Data extract:
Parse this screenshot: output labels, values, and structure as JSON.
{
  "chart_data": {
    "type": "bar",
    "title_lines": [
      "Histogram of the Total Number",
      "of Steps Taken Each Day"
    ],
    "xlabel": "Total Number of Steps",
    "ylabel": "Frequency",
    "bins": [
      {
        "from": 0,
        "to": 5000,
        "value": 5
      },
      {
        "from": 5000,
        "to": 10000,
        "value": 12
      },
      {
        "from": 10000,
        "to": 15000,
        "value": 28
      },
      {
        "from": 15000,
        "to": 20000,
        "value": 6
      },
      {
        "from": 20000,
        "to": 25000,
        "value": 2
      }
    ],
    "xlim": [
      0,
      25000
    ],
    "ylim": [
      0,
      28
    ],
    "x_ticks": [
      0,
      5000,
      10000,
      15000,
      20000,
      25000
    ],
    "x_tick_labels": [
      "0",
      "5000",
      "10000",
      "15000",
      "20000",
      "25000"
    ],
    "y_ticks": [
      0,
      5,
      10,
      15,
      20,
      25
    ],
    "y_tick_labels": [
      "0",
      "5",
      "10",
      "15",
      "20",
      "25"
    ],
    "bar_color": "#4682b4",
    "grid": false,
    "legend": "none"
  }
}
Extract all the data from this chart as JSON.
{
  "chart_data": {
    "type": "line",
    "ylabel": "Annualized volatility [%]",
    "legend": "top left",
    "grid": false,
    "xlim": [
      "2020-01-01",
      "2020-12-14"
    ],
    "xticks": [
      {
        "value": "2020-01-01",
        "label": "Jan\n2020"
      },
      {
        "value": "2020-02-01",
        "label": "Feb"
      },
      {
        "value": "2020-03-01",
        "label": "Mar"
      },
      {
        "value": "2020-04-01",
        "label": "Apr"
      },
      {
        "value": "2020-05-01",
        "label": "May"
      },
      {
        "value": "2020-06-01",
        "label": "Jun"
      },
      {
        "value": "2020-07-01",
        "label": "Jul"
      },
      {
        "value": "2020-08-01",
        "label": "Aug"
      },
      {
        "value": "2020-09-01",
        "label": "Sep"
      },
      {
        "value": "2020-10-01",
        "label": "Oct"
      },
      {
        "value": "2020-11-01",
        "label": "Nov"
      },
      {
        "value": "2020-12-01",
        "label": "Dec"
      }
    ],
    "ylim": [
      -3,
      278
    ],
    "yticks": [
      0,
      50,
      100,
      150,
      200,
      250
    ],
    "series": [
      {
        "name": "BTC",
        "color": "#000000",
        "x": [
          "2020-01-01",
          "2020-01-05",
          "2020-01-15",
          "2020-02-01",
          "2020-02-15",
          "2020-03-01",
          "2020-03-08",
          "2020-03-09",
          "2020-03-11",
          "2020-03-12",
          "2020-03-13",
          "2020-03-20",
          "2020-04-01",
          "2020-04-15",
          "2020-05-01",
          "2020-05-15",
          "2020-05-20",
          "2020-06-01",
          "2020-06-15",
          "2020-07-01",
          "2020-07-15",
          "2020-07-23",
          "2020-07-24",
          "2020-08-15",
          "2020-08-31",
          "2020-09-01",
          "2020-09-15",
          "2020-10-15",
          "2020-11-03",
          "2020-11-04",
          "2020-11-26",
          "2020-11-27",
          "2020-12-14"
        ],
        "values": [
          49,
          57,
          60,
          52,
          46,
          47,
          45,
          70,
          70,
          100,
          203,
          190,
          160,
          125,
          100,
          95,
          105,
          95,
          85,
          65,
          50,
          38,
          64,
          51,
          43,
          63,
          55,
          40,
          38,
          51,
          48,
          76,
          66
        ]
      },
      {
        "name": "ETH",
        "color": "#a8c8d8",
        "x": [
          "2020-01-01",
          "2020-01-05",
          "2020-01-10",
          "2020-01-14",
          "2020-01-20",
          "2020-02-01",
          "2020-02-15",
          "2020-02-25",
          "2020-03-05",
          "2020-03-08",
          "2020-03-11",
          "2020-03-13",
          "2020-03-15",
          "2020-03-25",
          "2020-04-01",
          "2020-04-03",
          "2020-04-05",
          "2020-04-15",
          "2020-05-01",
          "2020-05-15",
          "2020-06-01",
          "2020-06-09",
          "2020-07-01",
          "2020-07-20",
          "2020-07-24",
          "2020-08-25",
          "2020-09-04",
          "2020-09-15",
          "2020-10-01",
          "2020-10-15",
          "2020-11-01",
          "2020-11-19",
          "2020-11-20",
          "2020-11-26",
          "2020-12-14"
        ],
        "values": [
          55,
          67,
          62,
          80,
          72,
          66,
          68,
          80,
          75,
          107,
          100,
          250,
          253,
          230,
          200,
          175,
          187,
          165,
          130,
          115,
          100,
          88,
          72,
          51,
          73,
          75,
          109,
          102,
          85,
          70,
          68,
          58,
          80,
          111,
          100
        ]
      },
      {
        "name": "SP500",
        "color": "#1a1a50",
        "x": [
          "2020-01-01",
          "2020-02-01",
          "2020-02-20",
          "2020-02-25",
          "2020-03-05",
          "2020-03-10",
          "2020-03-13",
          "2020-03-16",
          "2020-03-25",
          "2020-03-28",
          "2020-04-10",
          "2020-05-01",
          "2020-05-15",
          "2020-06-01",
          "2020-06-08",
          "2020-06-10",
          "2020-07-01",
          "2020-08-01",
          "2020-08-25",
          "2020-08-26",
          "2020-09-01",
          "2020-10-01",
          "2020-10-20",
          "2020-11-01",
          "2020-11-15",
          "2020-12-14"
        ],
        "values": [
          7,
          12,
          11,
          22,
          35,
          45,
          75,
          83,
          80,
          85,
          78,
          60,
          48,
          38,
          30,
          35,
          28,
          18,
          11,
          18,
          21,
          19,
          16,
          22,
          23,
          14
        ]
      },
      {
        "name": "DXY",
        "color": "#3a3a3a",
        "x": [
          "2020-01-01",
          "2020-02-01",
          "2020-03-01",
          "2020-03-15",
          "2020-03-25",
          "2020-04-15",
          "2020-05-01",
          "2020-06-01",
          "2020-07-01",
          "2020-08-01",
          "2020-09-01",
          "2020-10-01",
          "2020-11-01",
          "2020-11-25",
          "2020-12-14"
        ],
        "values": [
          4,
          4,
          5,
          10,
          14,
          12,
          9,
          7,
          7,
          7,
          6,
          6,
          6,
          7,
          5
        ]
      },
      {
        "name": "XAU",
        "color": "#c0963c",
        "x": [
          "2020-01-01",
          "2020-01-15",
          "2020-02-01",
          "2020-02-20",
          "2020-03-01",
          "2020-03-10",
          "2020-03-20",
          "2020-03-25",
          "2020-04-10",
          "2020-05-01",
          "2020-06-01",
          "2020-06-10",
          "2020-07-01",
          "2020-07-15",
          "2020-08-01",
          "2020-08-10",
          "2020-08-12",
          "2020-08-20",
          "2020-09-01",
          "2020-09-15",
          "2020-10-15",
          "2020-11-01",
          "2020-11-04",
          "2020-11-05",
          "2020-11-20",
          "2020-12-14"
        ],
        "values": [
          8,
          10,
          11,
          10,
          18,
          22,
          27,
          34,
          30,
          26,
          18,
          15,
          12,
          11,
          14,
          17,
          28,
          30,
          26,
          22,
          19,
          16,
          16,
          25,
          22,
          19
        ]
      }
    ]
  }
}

Goal: All of the records must be repeated exactly.

Exercise output:
Parse this screenshot: output labels, values, and structure as JSON.
{
  "chart_data": {
    "type": "bar",
    "title_lines": [
      "Histogram of the Total Number",
      "of Steps Taken Each Day"
    ],
    "xlabel": "Total Number of Steps",
    "ylabel": "Frequency",
    "bins": [
      {
        "from": 0,
        "to": 5000,
        "value": 5
      },
      {
        "from": 5000,
        "to": 10000,
        "value": 12
      },
      {
        "from": 10000,
        "to": 15000,
        "value": 28
      },
      {
        "from": 15000,
        "to": 20000,
        "value": 6
      },
      {
        "from": 20000,
        "to": 25000,
        "value": 2
      }
    ],
    "xlim": [
      0,
      25000
    ],
    "ylim": [
      0,
      28
    ],
    "x_ticks": [
      0,
      5000,
      10000,
      15000,
      20000,
      25000
    ],
    "x_tick_labels": [
      "0",
      "5000",
      "10000",
      "15000",
      "20000",
      "25000"
    ],
    "y_ticks": [
      0,
      5,
      10,
      15,
      20,
      25
    ],
    "y_tick_labels": [
      "0",
      "5",
      "10",
      "15",
      "20",
      "25"
    ],
    "bar_color": "#4682b4",
    "grid": false,
    "legend": "none"
  }
}
Extract all the data from this chart as JSON.
{
  "chart_data": {
    "type": "line",
    "ylabel": "Annualized volatility [%]",
    "legend": "top left",
    "grid": false,
    "xlim": [
      "2020-01-01",
      "2020-12-14"
    ],
    "xticks": [
      {
        "value": "2020-01-01",
        "label": "Jan\n2020"
      },
      {
        "value": "2020-02-01",
        "label": "Feb"
      },
      {
        "value": "2020-03-01",
        "label": "Mar"
      },
      {
        "value": "2020-04-01",
        "label": "Apr"
      },
      {
        "value": "2020-05-01",
        "label": "May"
      },
      {
        "value": "2020-06-01",
        "label": "Jun"
      },
      {
        "value": "2020-07-01",
        "label": "Jul"
      },
      {
        "value": "2020-08-01",
        "label": "Aug"
      },
      {
        "value": "2020-09-01",
        "label": "Sep"
      },
      {
        "value": "2020-10-01",
        "label": "Oct"
      },
      {
        "value": "2020-11-01",
        "label": "Nov"
      },
      {
        "value": "2020-12-01",
        "label": "Dec"
      }
    ],
    "ylim": [
      -3,
      278
    ],
    "yticks": [
      0,
      50,
      100,
      150,
      200,
      250
    ],
    "series": [
      {
        "name": "BTC",
        "color": "#000000",
        "x": [
          "2020-01-01",
          "2020-01-05",
          "2020-01-15",
          "2020-02-01",
          "2020-02-15",
          "2020-03-01",
          "2020-03-08",
          "2020-03-09",
          "2020-03-11",
          "2020-03-12",
          "2020-03-13",
          "2020-03-20",
          "2020-04-01",
          "2020-04-15",
          "2020-05-01",
          "2020-05-15",
          "2020-05-20",
          "2020-06-01",
          "2020-06-15",
          "2020-07-01",
          "2020-07-15",
          "2020-07-23",
          "2020-07-24",
          "2020-08-15",
          "2020-08-31",
          "2020-09-01",
          "2020-09-15",
          "2020-10-15",
          "2020-11-03",
          "2020-11-04",
          "2020-11-26",
          "2020-11-27",
          "2020-12-14"
        ],
        "values": [
          49,
          57,
          60,
          52,
          46,
          47,
          45,
          70,
          70,
          100,
          203,
          190,
          160,
          125,
          100,
          95,
          105,
          95,
          85,
          65,
          50,
          38,
          64,
          51,
          43,
          63,
          55,
          40,
          38,
          51,
          48,
          76,
          66
        ]
      },
      {
        "name": "ETH",
        "color": "#a8c8d8",
        "x": [
          "2020-01-01",
          "2020-01-05",
          "2020-01-10",
          "2020-01-14",
          "2020-01-20",
          "2020-02-01",
          "2020-02-15",
          "2020-02-25",
          "2020-03-05",
          "2020-03-08",
          "2020-03-11",
          "2020-03-13",
          "2020-03-15",
          "2020-03-25",
          "2020-04-01",
          "2020-04-03",
          "2020-04-05",
          "2020-04-15",
          "2020-05-01",
          "2020-05-15",
          "2020-06-01",
          "2020-06-09",
          "2020-07-01",
          "2020-07-20",
          "2020-07-24",
          "2020-08-25",
          "2020-09-04",
          "2020-09-15",
          "2020-10-01",
          "2020-10-15",
          "2020-11-01",
          "2020-11-19",
          "2020-11-20",
          "2020-11-26",
          "2020-12-14"
        ],
        "values": [
          55,
          67,
          62,
          80,
          72,
          66,
          68,
          80,
          75,
          107,
          100,
          250,
          253,
          230,
          200,
          175,
          187,
          165,
          130,
          115,
          100,
          88,
          72,
          51,
          73,
          75,
          109,
          102,
          85,
          70,
          68,
          58,
          80,
          111,
          100
        ]
      },
      {
        "name": "SP500",
        "color": "#1a1a50",
        "x": [
          "2020-01-01",
          "2020-02-01",
          "2020-02-20",
          "2020-02-25",
          "2020-03-05",
          "2020-03-10",
          "2020-03-13",
          "2020-03-16",
          "2020-03-25",
          "2020-03-28",
          "2020-04-10",
          "2020-05-01",
          "2020-05-15",
          "2020-06-01",
          "2020-06-08",
          "2020-06-10",
          "2020-07-01",
          "2020-08-01",
          "2020-08-25",
          "2020-08-26",
          "2020-09-01",
          "2020-10-01",
          "2020-10-20",
          "2020-11-01",
          "2020-11-15",
          "2020-12-14"
        ],
        "values": [
          7,
          12,
          11,
          22,
          35,
          45,
          75,
          83,
          80,
          85,
          78,
          60,
          48,
          38,
          30,
          35,
          28,
          18,
          11,
          18,
          21,
          19,
          16,
          22,
          23,
          14
        ]
      },
      {
        "name": "DXY",
        "color": "#3a3a3a",
        "x": [
          "2020-01-01",
          "2020-02-01",
          "2020-03-01",
          "2020-03-15",
          "2020-03-25",
          "2020-04-15",
          "2020-05-01",
          "2020-06-01",
          "2020-07-01",
          "2020-08-01",
          "2020-09-01",
          "2020-10-01",
          "2020-11-01",
          "2020-11-25",
          "2020-12-14"
        ],
        "values": [
          4,
          4,
          5,
          10,
          14,
          12,
          9,
          7,
          7,
          7,
          6,
          6,
          6,
          7,
          5
        ]
      },
      {
        "name": "XAU",
        "color": "#c0963c",
        "x": [
          "2020-01-01",
          "2020-01-15",
          "2020-02-01",
          "2020-02-20",
          "2020-03-01",
          "2020-03-10",
          "2020-03-20",
          "2020-03-25",
          "2020-04-10",
          "2020-05-01",
          "2020-06-01",
          "2020-06-10",
          "2020-07-01",
          "2020-07-15",
          "2020-08-01",
          "2020-08-10",
          "2020-08-12",
          "2020-08-20",
          "2020-09-01",
          "2020-09-15",
          "2020-10-15",
          "2020-11-01",
          "2020-11-04",
          "2020-11-05",
          "2020-11-20",
          "2020-12-14"
        ],
        "values": [
          8,
          10,
          11,
          10,
          18,
          22,
          27,
          34,
          30,
          26,
          18,
          15,
          12,
          11,
          14,
          17,
          28,
          30,
          26,
          22,
          19,
          16,
          16,
          25,
          22,
          19
        ]
      }
    ]
  }
}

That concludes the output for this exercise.